| EXERCISE PROMPT |
An exact copy of all the data is required, with pictures left out.

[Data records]
○ ○ ○ ○
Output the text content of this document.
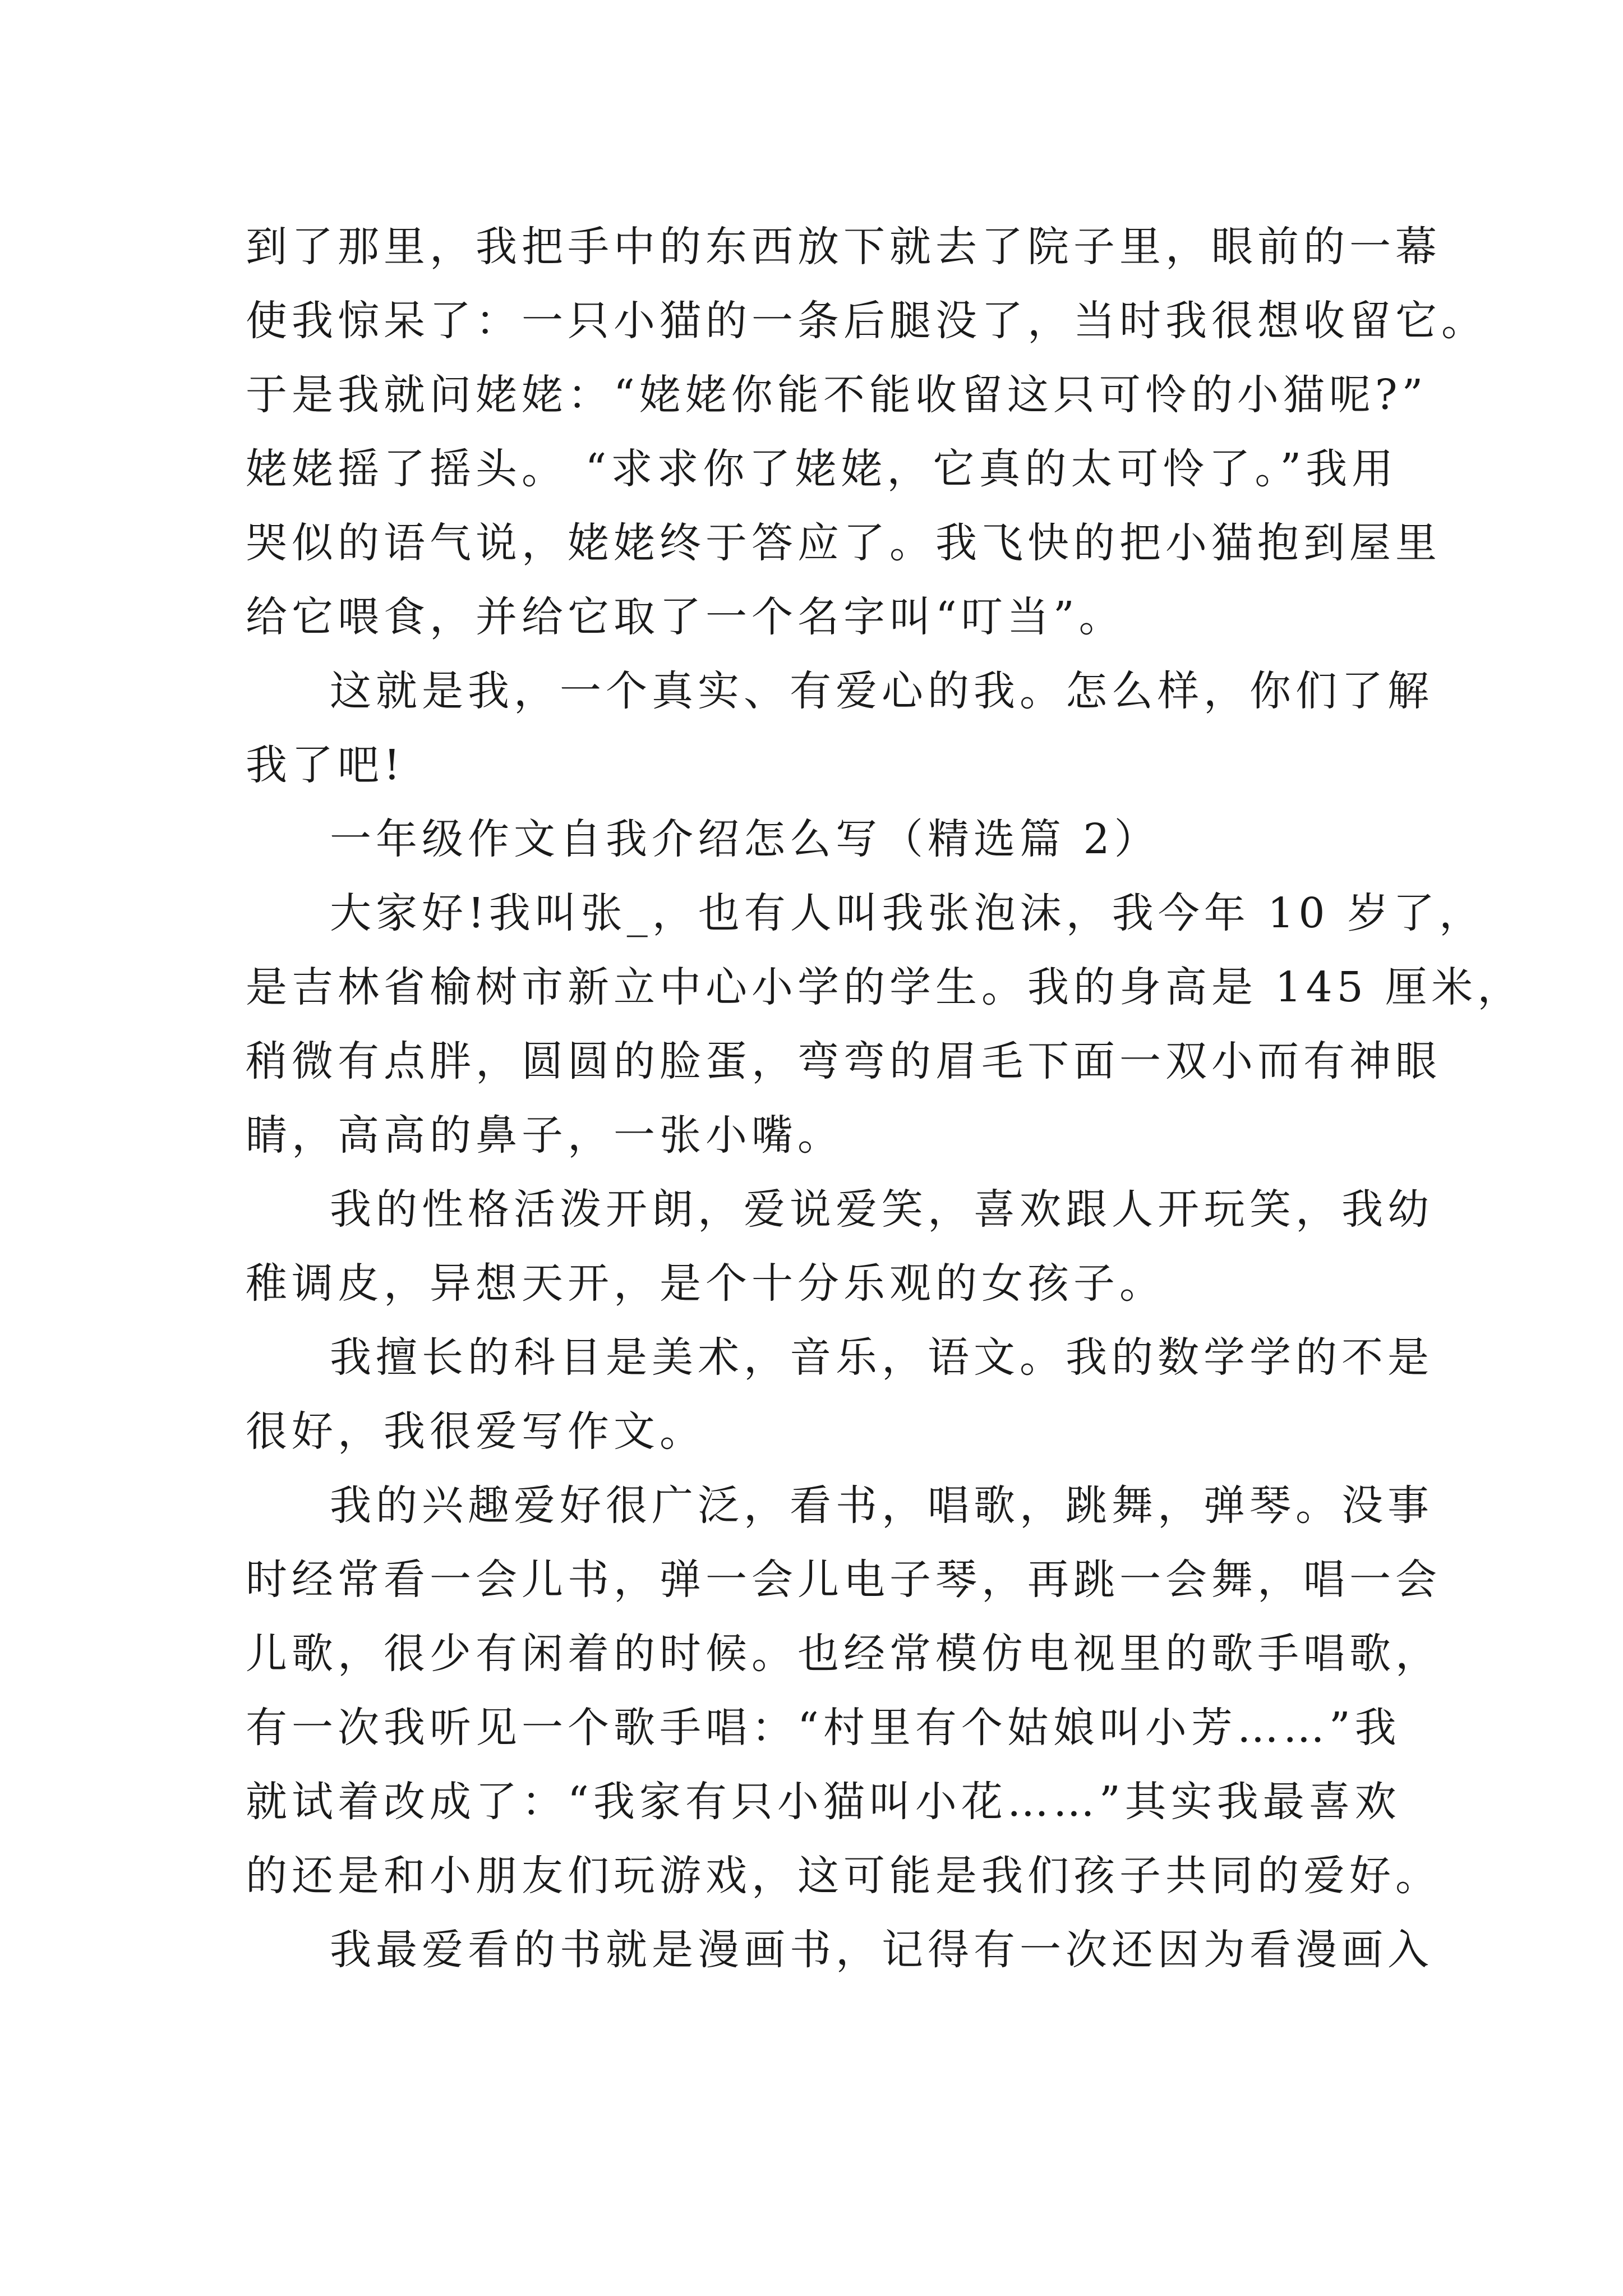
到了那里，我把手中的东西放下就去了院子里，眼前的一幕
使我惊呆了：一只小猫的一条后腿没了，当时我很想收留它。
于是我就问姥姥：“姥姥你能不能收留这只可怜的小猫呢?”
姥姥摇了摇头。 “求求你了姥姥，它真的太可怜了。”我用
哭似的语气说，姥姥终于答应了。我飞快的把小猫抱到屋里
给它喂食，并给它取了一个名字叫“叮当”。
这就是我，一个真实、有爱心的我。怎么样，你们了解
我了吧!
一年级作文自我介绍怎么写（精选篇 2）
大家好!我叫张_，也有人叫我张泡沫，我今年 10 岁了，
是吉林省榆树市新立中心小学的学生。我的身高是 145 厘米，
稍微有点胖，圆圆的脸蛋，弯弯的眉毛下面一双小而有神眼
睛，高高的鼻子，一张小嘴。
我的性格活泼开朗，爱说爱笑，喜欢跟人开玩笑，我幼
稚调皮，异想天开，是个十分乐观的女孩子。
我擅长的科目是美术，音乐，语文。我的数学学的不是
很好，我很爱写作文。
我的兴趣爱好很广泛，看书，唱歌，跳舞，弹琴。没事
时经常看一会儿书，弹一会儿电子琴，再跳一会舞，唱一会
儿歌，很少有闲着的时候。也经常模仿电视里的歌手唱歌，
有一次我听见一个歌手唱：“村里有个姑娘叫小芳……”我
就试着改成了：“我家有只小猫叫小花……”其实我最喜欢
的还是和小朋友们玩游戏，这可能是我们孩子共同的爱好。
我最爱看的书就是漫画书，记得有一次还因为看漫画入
○ ○ ○ ○
| CORRECT OUTPUT |
Output the text content of this document.
到了那里，我把手中的东西放下就去了院子里，眼前的一幕
使我惊呆了：一只小猫的一条后腿没了，当时我很想收留它。
于是我就问姥姥：“姥姥你能不能收留这只可怜的小猫呢?”
姥姥摇了摇头。 “求求你了姥姥，它真的太可怜了。”我用
哭似的语气说，姥姥终于答应了。我飞快的把小猫抱到屋里
给它喂食，并给它取了一个名字叫“叮当”。
这就是我，一个真实、有爱心的我。怎么样，你们了解
我了吧!
一年级作文自我介绍怎么写（精选篇 2）
大家好!我叫张_，也有人叫我张泡沫，我今年 10 岁了，
是吉林省榆树市新立中心小学的学生。我的身高是 145 厘米，
稍微有点胖，圆圆的脸蛋，弯弯的眉毛下面一双小而有神眼
睛，高高的鼻子，一张小嘴。
我的性格活泼开朗，爱说爱笑，喜欢跟人开玩笑，我幼
稚调皮，异想天开，是个十分乐观的女孩子。
我擅长的科目是美术，音乐，语文。我的数学学的不是
很好，我很爱写作文。
我的兴趣爱好很广泛，看书，唱歌，跳舞，弹琴。没事
时经常看一会儿书，弹一会儿电子琴，再跳一会舞，唱一会
儿歌，很少有闲着的时候。也经常模仿电视里的歌手唱歌，
有一次我听见一个歌手唱：“村里有个姑娘叫小芳……”我
就试着改成了：“我家有只小猫叫小花……”其实我最喜欢
的还是和小朋友们玩游戏，这可能是我们孩子共同的爱好。
我最爱看的书就是漫画书，记得有一次还因为看漫画入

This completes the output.